[Dataset records]
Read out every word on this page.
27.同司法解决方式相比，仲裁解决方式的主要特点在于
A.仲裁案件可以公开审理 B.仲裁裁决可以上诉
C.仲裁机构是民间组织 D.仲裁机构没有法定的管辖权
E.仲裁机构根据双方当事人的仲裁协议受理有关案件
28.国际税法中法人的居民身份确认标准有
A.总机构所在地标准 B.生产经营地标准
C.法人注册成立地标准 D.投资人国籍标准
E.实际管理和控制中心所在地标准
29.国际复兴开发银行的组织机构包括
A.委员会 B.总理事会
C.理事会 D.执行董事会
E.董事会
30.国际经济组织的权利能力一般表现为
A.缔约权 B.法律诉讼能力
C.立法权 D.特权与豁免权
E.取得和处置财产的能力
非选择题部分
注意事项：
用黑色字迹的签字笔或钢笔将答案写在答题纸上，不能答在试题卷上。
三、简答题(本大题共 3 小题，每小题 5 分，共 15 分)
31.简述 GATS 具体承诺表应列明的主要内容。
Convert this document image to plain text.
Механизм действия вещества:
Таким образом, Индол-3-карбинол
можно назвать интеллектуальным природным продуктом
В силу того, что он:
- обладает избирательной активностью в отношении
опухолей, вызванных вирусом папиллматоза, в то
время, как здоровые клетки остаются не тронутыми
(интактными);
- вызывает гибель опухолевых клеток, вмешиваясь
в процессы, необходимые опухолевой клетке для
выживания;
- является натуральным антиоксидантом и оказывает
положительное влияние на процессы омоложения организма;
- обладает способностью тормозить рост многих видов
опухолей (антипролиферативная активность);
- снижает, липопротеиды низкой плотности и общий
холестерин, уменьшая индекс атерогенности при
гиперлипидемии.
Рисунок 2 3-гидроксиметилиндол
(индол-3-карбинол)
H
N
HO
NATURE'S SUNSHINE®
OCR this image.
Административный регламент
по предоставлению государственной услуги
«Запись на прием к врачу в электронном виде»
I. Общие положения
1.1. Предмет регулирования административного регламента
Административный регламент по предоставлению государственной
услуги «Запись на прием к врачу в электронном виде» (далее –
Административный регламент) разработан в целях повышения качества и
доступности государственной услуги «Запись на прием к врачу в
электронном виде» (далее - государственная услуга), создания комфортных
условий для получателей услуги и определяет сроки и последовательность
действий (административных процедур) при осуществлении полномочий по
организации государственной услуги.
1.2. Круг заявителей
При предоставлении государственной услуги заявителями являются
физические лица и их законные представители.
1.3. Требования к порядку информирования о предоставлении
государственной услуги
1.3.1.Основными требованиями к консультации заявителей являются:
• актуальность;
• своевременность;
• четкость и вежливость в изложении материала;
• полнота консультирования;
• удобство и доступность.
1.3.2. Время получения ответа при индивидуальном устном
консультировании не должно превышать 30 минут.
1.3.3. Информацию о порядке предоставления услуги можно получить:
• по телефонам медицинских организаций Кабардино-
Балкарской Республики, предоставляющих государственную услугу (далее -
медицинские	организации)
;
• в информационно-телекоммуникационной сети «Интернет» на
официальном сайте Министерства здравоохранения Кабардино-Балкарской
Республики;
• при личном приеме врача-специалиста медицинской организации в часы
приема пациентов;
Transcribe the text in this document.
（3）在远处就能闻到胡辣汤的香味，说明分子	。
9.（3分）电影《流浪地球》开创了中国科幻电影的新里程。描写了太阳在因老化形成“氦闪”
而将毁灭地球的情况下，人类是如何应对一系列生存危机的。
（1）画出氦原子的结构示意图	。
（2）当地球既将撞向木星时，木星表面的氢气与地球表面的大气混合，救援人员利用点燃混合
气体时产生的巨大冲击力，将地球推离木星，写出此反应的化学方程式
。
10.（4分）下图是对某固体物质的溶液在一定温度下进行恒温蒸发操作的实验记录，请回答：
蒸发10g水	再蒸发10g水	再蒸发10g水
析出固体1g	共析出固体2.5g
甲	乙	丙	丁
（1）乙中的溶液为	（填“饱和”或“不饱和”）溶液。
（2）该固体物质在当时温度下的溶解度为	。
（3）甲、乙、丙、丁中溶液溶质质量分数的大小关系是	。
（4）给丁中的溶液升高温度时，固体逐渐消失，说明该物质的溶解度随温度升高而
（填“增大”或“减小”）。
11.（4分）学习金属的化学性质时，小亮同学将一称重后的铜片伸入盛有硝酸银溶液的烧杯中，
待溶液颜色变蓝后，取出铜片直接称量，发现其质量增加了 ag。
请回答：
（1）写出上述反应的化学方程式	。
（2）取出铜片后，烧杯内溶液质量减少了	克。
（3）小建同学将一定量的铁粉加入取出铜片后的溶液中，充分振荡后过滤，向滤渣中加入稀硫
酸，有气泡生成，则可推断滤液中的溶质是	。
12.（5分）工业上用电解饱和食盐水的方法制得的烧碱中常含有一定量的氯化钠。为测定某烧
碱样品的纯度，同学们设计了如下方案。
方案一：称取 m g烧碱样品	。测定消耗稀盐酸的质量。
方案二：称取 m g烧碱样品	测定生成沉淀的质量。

**GOAL:** Print the line containing "Transcribe the text in this document." and every line after it to the end of the records above, exactly as written, and nothing else.

**WORKED SOLUTION:**
Transcribe the text in this document.
（3）在远处就能闻到胡辣汤的香味，说明分子	。
9.（3分）电影《流浪地球》开创了中国科幻电影的新里程。描写了太阳在因老化形成“氦闪”
而将毁灭地球的情况下，人类是如何应对一系列生存危机的。
（1）画出氦原子的结构示意图	。
（2）当地球既将撞向木星时，木星表面的氢气与地球表面的大气混合，救援人员利用点燃混合
气体时产生的巨大冲击力，将地球推离木星，写出此反应的化学方程式
。
10.（4分）下图是对某固体物质的溶液在一定温度下进行恒温蒸发操作的实验记录，请回答：
蒸发10g水	再蒸发10g水	再蒸发10g水
析出固体1g	共析出固体2.5g
甲	乙	丙	丁
（1）乙中的溶液为	（填“饱和”或“不饱和”）溶液。
（2）该固体物质在当时温度下的溶解度为	。
（3）甲、乙、丙、丁中溶液溶质质量分数的大小关系是	。
（4）给丁中的溶液升高温度时，固体逐渐消失，说明该物质的溶解度随温度升高而
（填“增大”或“减小”）。
11.（4分）学习金属的化学性质时，小亮同学将一称重后的铜片伸入盛有硝酸银溶液的烧杯中，
待溶液颜色变蓝后，取出铜片直接称量，发现其质量增加了 ag。
请回答：
（1）写出上述反应的化学方程式	。
（2）取出铜片后，烧杯内溶液质量减少了	克。
（3）小建同学将一定量的铁粉加入取出铜片后的溶液中，充分振荡后过滤，向滤渣中加入稀硫
酸，有气泡生成，则可推断滤液中的溶质是	。
12.（5分）工业上用电解饱和食盐水的方法制得的烧碱中常含有一定量的氯化钠。为测定某烧
碱样品的纯度，同学们设计了如下方案。
方案一：称取 m g烧碱样品	。测定消耗稀盐酸的质量。
方案二：称取 m g烧碱样品	测定生成沉淀的质量。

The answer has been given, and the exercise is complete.